Reproduce the material in full, unchanged.

***** Exercise materials

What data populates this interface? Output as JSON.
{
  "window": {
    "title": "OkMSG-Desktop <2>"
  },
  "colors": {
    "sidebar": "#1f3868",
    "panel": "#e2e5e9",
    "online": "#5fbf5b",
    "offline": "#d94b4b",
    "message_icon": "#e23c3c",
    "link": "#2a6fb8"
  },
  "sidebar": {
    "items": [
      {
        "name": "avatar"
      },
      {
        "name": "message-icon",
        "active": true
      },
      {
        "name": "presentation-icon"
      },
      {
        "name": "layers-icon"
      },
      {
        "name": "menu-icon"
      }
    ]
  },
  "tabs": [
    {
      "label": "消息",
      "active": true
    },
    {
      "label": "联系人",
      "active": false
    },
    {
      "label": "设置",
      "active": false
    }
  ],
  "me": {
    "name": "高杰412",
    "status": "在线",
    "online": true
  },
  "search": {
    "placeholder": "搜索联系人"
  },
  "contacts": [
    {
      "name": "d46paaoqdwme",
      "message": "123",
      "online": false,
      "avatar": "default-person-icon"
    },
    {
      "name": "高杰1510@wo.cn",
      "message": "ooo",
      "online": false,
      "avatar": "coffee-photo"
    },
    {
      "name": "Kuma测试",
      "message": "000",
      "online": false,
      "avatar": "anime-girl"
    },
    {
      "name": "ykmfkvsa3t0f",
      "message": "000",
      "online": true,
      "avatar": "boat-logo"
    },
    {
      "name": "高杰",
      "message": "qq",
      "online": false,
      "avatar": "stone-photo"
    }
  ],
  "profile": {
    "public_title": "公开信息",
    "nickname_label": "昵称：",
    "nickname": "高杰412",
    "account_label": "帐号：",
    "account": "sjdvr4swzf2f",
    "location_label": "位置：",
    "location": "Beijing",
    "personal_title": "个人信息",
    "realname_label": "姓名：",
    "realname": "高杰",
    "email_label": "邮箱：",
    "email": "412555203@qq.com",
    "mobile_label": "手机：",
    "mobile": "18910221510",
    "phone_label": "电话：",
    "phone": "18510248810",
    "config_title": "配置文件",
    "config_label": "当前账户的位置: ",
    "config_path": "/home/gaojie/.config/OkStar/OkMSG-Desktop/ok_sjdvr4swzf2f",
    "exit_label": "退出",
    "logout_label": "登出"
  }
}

**********

» Completed task
What data populates this interface? Output as JSON.
{
  "window": {
    "title": "OkMSG-Desktop <2>"
  },
  "colors": {
    "sidebar": "#1f3868",
    "panel": "#e2e5e9",
    "online": "#5fbf5b",
    "offline": "#d94b4b",
    "message_icon": "#e23c3c",
    "link": "#2a6fb8"
  },
  "sidebar": {
    "items": [
      {
        "name": "avatar"
      },
      {
        "name": "message-icon",
        "active": true
      },
      {
        "name": "presentation-icon"
      },
      {
        "name": "layers-icon"
      },
      {
        "name": "menu-icon"
      }
    ]
  },
  "tabs": [
    {
      "label": "消息",
      "active": true
    },
    {
      "label": "联系人",
      "active": false
    },
    {
      "label": "设置",
      "active": false
    }
  ],
  "me": {
    "name": "高杰412",
    "status": "在线",
    "online": true
  },
  "search": {
    "placeholder": "搜索联系人"
  },
  "contacts": [
    {
      "name": "d46paaoqdwme",
      "message": "123",
      "online": false,
      "avatar": "default-person-icon"
    },
    {
      "name": "高杰1510@wo.cn",
      "message": "ooo",
      "online": false,
      "avatar": "coffee-photo"
    },
    {
      "name": "Kuma测试",
      "message": "000",
      "online": false,
      "avatar": "anime-girl"
    },
    {
      "name": "ykmfkvsa3t0f",
      "message": "000",
      "online": true,
      "avatar": "boat-logo"
    },
    {
      "name": "高杰",
      "message": "qq",
      "online": false,
      "avatar": "stone-photo"
    }
  ],
  "profile": {
    "public_title": "公开信息",
    "nickname_label": "昵称：",
    "nickname": "高杰412",
    "account_label": "帐号：",
    "account": "sjdvr4swzf2f",
    "location_label": "位置：",
    "location": "Beijing",
    "personal_title": "个人信息",
    "realname_label": "姓名：",
    "realname": "高杰",
    "email_label": "邮箱：",
    "email": "412555203@qq.com",
    "mobile_label": "手机：",
    "mobile": "18910221510",
    "phone_label": "电话：",
    "phone": "18510248810",
    "config_title": "配置文件",
    "config_label": "当前账户的位置: ",
    "config_path": "/home/gaojie/.config/OkStar/OkMSG-Desktop/ok_sjdvr4swzf2f",
    "exit_label": "退出",
    "logout_label": "登出"
  }
}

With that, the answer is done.